# [GIVEN INSTRUCTION]
For the entries that follow, tally the lines holding the string "subject". Give the total and nothing else.

# [MATERIAL TO PROCESS]

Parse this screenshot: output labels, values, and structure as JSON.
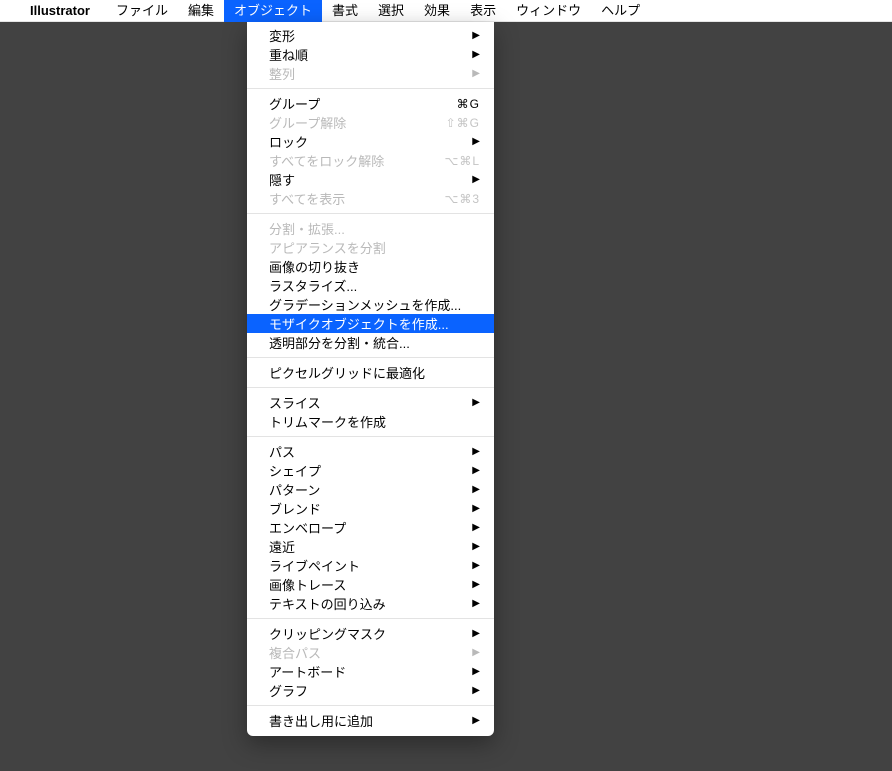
{
  "menubar": {
    "apple_icon": "",
    "app_name": "Illustrator",
    "items": [
      {
        "label": "ファイル"
      },
      {
        "label": "編集"
      },
      {
        "label": "オブジェクト"
      },
      {
        "label": "書式"
      },
      {
        "label": "選択"
      },
      {
        "label": "効果"
      },
      {
        "label": "表示"
      },
      {
        "label": "ウィンドウ"
      },
      {
        "label": "ヘルプ"
      }
    ]
  },
  "dropdown": [
    {
      "type": "item",
      "label": "変形",
      "submenu": true
    },
    {
      "type": "item",
      "label": "重ね順",
      "submenu": true
    },
    {
      "type": "item",
      "label": "整列",
      "submenu": true,
      "disabled": true
    },
    {
      "type": "sep"
    },
    {
      "type": "item",
      "label": "グループ",
      "shortcut": "⌘G"
    },
    {
      "type": "item",
      "label": "グループ解除",
      "shortcut": "⇧⌘G",
      "disabled": true
    },
    {
      "type": "item",
      "label": "ロック",
      "submenu": true
    },
    {
      "type": "item",
      "label": "すべてをロック解除",
      "shortcut": "⌥⌘L",
      "disabled": true
    },
    {
      "type": "item",
      "label": "隠す",
      "submenu": true
    },
    {
      "type": "item",
      "label": "すべてを表示",
      "shortcut": "⌥⌘3",
      "disabled": true
    },
    {
      "type": "sep"
    },
    {
      "type": "item",
      "label": "分割・拡張...",
      "disabled": true
    },
    {
      "type": "item",
      "label": "アピアランスを分割",
      "disabled": true
    },
    {
      "type": "item",
      "label": "画像の切り抜き"
    },
    {
      "type": "item",
      "label": "ラスタライズ..."
    },
    {
      "type": "item",
      "label": "グラデーションメッシュを作成..."
    },
    {
      "type": "item",
      "label": "モザイクオブジェクトを作成...",
      "selected": true
    },
    {
      "type": "item",
      "label": "透明部分を分割・統合..."
    },
    {
      "type": "sep"
    },
    {
      "type": "item",
      "label": "ピクセルグリッドに最適化"
    },
    {
      "type": "sep"
    },
    {
      "type": "item",
      "label": "スライス",
      "submenu": true
    },
    {
      "type": "item",
      "label": "トリムマークを作成"
    },
    {
      "type": "sep"
    },
    {
      "type": "item",
      "label": "パス",
      "submenu": true
    },
    {
      "type": "item",
      "label": "シェイプ",
      "submenu": true
    },
    {
      "type": "item",
      "label": "パターン",
      "submenu": true
    },
    {
      "type": "item",
      "label": "ブレンド",
      "submenu": true
    },
    {
      "type": "item",
      "label": "エンベロープ",
      "submenu": true
    },
    {
      "type": "item",
      "label": "遠近",
      "submenu": true
    },
    {
      "type": "item",
      "label": "ライブペイント",
      "submenu": true
    },
    {
      "type": "item",
      "label": "画像トレース",
      "submenu": true
    },
    {
      "type": "item",
      "label": "テキストの回り込み",
      "submenu": true
    },
    {
      "type": "sep"
    },
    {
      "type": "item",
      "label": "クリッピングマスク",
      "submenu": true
    },
    {
      "type": "item",
      "label": "複合パス",
      "submenu": true,
      "disabled": true
    },
    {
      "type": "item",
      "label": "アートボード",
      "submenu": true
    },
    {
      "type": "item",
      "label": "グラフ",
      "submenu": true
    },
    {
      "type": "sep"
    },
    {
      "type": "item",
      "label": "書き出し用に追加",
      "submenu": true
    }
  ]
}
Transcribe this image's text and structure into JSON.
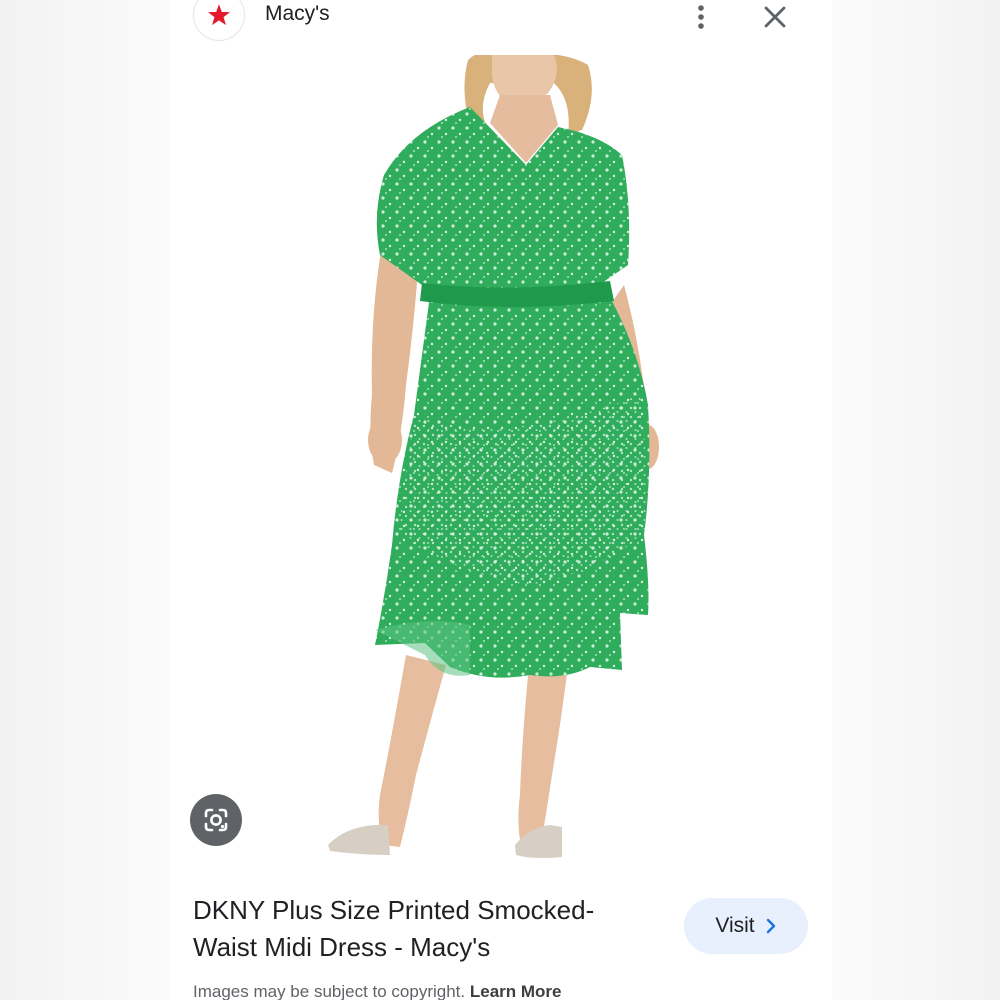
{
  "header": {
    "logo_icon": "macys-star-icon",
    "site_name": "Macy's",
    "more_icon": "more-vert-icon",
    "close_icon": "close-icon"
  },
  "image": {
    "subject": "model wearing green printed midi dress",
    "dress_color": "#2fad5c",
    "lens_icon": "google-lens-icon"
  },
  "result": {
    "title": "DKNY Plus Size Printed Smocked-Waist Midi Dress - Macy's",
    "visit_label": "Visit",
    "visit_icon": "chevron-right-icon"
  },
  "footer": {
    "copyright_text": "Images may be subject to copyright.",
    "learn_more": "Learn More"
  },
  "colors": {
    "accent_star": "#e21a2c",
    "visit_bg": "#e8f0fe",
    "link_blue": "#1a73e8"
  }
}
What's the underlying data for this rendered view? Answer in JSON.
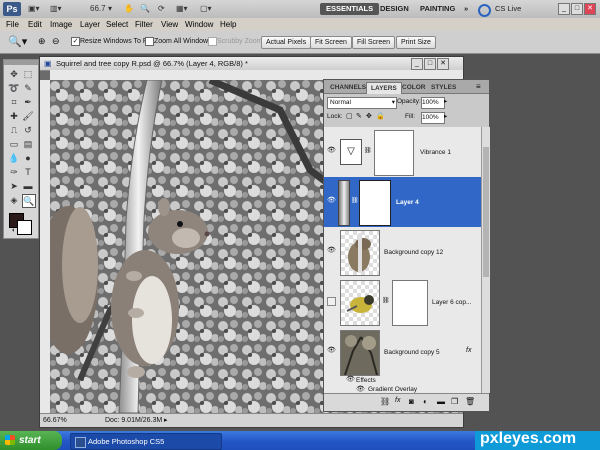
{
  "app": {
    "logo": "Ps",
    "zoom_value": "66.7",
    "workspaces": [
      "ESSENTIALS",
      "DESIGN",
      "PAINTING"
    ],
    "more": "»",
    "cs_live": "CS Live"
  },
  "menus": [
    "File",
    "Edit",
    "Image",
    "Layer",
    "Select",
    "Filter",
    "View",
    "Window",
    "Help"
  ],
  "options": {
    "resize_windows_label": "Resize Windows To Fit",
    "zoom_all_label": "Zoom All Windows",
    "scrubby_label": "Scrubby Zoom",
    "actual_pixels": "Actual Pixels",
    "fit_screen": "Fit Screen",
    "fill_screen": "Fill Screen",
    "print_size": "Print Size"
  },
  "document": {
    "title": "Squirrel and tree copy R.psd @ 66.7% (Layer 4, RGB/8) *",
    "zoom": "66.67%",
    "doc_size": "Doc: 9.01M/26.3M"
  },
  "layers_panel": {
    "tabs": [
      "CHANNELS",
      "LAYERS",
      "COLOR",
      "STYLES"
    ],
    "blend_mode": "Normal",
    "opacity_label": "Opacity:",
    "opacity_value": "100%",
    "lock_label": "Lock:",
    "fill_label": "Fill:",
    "fill_value": "100%",
    "layers": [
      {
        "name": "Vibrance 1",
        "visible": true,
        "selected": false
      },
      {
        "name": "Layer 4",
        "visible": true,
        "selected": true
      },
      {
        "name": "Background copy 12",
        "visible": true,
        "selected": false
      },
      {
        "name": "Layer 6 cop...",
        "visible": false,
        "selected": false
      },
      {
        "name": "Background copy 5",
        "visible": true,
        "selected": false,
        "fx": "fx"
      }
    ],
    "effects_label": "Effects",
    "gradient_overlay_label": "Gradient Overlay"
  },
  "taskbar": {
    "start_label": "start",
    "task_item": "Adobe Photoshop CS5"
  },
  "watermark": "pxleyes.com",
  "colors": {
    "selection_blue": "#3167c6",
    "taskbar_blue": "#2456c6",
    "start_green": "#3c9a38"
  }
}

# [EXPECTED OUTPUT]
2